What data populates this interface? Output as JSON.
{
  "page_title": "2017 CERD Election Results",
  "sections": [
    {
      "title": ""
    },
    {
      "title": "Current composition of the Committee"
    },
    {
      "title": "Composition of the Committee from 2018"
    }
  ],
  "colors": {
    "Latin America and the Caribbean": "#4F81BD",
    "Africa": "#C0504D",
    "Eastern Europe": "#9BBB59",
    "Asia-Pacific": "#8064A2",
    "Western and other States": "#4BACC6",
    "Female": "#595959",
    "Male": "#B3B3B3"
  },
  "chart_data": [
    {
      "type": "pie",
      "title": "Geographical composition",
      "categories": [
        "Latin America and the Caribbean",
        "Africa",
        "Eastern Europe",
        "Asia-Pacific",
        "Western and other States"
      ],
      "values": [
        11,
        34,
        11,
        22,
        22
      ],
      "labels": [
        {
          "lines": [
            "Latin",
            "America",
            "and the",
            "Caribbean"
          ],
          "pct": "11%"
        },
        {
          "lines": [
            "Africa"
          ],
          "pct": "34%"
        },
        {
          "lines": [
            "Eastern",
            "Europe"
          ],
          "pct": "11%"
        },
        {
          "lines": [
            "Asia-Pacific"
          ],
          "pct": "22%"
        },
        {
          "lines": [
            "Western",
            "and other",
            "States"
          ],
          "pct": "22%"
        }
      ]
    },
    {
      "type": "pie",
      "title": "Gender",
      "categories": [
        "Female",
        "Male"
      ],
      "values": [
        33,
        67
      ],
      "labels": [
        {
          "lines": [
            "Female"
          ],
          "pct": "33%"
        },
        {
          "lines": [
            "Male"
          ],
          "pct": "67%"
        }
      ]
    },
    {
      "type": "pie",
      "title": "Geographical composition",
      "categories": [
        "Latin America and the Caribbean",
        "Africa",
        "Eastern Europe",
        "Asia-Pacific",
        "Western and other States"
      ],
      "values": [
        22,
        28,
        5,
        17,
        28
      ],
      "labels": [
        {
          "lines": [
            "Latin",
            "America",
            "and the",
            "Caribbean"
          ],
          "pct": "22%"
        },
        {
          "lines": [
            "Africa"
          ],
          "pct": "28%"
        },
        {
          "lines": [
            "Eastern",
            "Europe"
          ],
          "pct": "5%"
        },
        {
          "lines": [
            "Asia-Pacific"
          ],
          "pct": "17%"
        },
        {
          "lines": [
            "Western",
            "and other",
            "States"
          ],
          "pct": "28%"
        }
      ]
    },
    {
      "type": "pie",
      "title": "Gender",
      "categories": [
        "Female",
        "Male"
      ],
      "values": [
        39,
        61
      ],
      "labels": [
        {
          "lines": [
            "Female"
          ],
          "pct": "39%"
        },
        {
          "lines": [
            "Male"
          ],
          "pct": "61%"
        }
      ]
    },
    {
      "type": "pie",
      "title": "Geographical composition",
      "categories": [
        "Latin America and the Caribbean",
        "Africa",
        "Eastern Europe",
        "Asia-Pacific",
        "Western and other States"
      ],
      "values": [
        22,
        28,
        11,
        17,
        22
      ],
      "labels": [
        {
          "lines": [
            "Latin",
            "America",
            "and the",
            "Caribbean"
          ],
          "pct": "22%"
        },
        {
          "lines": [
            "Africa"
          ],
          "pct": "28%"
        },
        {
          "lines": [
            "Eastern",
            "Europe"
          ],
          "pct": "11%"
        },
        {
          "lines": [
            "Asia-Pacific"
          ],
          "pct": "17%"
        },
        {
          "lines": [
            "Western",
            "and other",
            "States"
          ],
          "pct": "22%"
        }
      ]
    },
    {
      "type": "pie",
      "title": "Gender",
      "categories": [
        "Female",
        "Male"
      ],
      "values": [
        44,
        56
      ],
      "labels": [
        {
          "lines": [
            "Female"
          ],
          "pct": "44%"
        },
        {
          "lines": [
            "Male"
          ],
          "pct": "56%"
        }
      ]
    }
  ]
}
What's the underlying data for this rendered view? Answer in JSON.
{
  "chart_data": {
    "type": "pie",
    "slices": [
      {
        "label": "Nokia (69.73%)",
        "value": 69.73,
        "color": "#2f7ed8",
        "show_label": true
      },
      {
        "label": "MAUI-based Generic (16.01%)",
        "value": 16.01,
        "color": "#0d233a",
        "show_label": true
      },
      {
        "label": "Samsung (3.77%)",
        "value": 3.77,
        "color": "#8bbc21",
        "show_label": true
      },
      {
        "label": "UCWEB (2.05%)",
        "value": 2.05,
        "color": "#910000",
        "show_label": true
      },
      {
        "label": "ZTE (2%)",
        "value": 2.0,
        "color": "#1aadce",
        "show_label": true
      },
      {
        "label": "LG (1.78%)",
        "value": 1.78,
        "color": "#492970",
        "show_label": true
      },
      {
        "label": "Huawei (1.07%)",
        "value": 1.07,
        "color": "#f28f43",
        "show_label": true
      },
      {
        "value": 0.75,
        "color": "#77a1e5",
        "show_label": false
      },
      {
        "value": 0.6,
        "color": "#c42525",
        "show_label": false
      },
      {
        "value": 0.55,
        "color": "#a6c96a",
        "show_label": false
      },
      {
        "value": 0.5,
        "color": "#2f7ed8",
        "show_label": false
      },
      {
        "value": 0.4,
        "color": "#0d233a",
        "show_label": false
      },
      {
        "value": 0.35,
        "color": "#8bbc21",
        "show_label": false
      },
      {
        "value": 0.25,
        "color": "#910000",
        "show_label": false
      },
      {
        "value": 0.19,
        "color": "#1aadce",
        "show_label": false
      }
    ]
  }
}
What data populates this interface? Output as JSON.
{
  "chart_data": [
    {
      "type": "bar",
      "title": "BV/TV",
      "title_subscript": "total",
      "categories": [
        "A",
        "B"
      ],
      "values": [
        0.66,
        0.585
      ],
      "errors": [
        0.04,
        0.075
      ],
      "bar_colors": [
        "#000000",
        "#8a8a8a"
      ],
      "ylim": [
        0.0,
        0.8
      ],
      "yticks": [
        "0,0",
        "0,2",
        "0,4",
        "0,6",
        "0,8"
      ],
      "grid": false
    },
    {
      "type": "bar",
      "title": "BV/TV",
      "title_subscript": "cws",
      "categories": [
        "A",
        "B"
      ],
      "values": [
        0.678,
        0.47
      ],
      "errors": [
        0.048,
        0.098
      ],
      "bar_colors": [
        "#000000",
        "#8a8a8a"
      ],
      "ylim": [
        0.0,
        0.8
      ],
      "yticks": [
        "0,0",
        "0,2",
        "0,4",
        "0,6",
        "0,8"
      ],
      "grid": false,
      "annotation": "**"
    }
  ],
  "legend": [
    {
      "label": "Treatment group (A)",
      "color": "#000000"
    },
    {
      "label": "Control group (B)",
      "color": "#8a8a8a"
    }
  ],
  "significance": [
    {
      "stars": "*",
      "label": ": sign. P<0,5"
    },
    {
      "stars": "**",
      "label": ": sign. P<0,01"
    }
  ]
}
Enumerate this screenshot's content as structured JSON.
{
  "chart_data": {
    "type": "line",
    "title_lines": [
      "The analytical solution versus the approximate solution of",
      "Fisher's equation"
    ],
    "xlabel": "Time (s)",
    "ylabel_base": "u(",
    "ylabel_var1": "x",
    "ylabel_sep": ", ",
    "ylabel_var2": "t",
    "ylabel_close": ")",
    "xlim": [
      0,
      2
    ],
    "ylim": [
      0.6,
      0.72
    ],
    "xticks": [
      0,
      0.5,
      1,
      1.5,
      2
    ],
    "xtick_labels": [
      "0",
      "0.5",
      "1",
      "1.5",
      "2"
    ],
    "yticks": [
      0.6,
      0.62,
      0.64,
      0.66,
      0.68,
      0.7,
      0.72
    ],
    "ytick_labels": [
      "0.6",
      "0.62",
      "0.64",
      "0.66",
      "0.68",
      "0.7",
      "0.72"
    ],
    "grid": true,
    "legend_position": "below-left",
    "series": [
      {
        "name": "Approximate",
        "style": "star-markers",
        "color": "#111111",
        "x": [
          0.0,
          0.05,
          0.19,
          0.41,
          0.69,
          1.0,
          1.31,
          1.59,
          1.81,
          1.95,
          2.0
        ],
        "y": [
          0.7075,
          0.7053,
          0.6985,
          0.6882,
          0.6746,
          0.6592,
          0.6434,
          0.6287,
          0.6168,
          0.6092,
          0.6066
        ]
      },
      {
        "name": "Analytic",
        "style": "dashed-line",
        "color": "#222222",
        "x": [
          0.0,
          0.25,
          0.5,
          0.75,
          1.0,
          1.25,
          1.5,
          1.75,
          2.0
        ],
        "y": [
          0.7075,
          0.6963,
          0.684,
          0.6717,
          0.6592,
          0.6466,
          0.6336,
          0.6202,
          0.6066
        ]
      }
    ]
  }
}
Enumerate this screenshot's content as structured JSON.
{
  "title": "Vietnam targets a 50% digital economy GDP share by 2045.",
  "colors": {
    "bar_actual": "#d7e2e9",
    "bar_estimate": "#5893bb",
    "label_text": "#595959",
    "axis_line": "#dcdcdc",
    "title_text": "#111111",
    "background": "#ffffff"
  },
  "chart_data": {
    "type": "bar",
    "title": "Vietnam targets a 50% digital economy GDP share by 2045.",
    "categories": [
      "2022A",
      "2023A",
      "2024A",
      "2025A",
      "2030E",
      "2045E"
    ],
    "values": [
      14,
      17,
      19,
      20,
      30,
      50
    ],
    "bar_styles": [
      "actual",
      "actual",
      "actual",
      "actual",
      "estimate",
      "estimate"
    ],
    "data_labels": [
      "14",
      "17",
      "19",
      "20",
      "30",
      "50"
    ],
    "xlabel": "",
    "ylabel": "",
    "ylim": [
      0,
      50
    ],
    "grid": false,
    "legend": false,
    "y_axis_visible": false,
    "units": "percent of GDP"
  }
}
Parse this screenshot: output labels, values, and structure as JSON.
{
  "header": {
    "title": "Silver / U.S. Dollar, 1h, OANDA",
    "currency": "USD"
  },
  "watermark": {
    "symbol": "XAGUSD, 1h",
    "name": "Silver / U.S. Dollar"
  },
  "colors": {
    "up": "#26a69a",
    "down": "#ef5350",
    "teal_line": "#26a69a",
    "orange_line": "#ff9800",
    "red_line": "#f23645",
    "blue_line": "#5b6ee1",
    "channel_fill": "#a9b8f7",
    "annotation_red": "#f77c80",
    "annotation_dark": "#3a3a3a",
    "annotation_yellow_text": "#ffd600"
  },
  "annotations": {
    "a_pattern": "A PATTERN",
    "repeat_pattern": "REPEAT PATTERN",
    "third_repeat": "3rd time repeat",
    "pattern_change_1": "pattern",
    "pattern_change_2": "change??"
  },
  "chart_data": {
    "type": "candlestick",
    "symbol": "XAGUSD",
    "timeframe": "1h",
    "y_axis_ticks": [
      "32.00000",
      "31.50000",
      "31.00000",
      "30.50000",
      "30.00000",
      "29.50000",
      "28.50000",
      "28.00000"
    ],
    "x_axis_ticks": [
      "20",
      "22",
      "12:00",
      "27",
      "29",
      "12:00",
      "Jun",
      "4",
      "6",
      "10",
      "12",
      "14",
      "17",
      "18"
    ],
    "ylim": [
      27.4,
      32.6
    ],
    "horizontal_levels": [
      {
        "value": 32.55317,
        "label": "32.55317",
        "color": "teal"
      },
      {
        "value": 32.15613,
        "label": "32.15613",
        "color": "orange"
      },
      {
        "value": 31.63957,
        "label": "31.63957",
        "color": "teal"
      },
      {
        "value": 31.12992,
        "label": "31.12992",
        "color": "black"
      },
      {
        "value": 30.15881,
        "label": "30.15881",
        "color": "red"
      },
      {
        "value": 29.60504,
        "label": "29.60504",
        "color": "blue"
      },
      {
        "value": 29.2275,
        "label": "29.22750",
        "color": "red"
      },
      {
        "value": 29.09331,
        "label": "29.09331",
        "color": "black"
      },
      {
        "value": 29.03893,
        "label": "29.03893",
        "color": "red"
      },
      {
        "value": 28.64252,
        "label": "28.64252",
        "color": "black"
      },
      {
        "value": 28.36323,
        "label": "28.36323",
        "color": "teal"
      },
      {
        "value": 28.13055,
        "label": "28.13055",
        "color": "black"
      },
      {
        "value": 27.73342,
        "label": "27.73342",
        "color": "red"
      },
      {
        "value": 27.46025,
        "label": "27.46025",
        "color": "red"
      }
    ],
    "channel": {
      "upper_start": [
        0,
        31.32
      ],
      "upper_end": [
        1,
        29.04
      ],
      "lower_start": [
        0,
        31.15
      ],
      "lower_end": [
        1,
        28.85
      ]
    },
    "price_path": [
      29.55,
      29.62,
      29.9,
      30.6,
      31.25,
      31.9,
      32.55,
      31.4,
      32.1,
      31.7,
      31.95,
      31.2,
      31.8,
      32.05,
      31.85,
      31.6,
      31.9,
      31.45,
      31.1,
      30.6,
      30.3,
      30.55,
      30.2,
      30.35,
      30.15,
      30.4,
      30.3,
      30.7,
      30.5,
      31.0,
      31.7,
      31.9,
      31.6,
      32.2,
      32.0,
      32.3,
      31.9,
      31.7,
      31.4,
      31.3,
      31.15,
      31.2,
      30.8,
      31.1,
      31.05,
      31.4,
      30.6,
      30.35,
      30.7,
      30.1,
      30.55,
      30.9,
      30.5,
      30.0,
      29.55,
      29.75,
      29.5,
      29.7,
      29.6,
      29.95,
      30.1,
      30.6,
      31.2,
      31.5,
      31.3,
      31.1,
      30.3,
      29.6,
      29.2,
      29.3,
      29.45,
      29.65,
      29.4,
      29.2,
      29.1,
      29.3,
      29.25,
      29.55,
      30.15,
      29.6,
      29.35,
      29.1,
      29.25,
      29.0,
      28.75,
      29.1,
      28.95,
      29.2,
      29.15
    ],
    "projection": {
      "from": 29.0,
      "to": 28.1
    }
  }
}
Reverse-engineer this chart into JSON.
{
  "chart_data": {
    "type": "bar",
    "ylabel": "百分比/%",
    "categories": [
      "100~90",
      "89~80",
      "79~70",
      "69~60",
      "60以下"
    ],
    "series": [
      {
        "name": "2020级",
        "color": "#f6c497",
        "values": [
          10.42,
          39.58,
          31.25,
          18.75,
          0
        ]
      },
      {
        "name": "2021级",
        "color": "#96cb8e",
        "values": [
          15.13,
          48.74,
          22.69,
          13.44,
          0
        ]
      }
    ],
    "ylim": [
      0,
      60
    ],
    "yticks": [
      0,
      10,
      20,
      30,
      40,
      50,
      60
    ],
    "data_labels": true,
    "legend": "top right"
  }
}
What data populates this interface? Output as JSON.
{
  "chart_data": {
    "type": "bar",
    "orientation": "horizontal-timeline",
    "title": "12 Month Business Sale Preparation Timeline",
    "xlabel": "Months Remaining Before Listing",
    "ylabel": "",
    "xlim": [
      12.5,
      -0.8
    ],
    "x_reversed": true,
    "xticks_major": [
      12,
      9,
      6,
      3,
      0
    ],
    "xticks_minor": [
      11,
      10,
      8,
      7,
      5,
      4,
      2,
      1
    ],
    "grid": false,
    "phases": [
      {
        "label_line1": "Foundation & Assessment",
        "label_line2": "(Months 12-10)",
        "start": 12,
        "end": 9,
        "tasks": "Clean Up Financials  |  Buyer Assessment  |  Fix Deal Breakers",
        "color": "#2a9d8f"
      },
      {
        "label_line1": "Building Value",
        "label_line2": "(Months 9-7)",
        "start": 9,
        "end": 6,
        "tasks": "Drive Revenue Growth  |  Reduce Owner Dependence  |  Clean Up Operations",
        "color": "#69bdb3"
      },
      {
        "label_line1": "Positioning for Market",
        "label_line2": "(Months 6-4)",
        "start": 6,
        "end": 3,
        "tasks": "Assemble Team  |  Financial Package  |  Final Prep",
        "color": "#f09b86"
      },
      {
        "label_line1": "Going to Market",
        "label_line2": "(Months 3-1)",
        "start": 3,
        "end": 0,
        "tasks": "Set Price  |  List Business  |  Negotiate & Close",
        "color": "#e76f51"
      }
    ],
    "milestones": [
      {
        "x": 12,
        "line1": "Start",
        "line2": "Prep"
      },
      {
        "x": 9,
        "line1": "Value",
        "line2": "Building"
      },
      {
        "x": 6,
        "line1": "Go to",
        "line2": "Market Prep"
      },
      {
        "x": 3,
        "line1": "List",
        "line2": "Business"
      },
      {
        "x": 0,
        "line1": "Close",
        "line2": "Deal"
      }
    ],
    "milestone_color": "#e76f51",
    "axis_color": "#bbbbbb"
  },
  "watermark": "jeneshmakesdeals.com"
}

Directions: Gather up every line from the listing above in which the word "Business" occurs.

Reply to the task:
    "title": "12 Month Business Sale Preparation Timeline",
        "tasks": "Set Price  |  List Business  |  Negotiate & Close",
        "line2": "Business"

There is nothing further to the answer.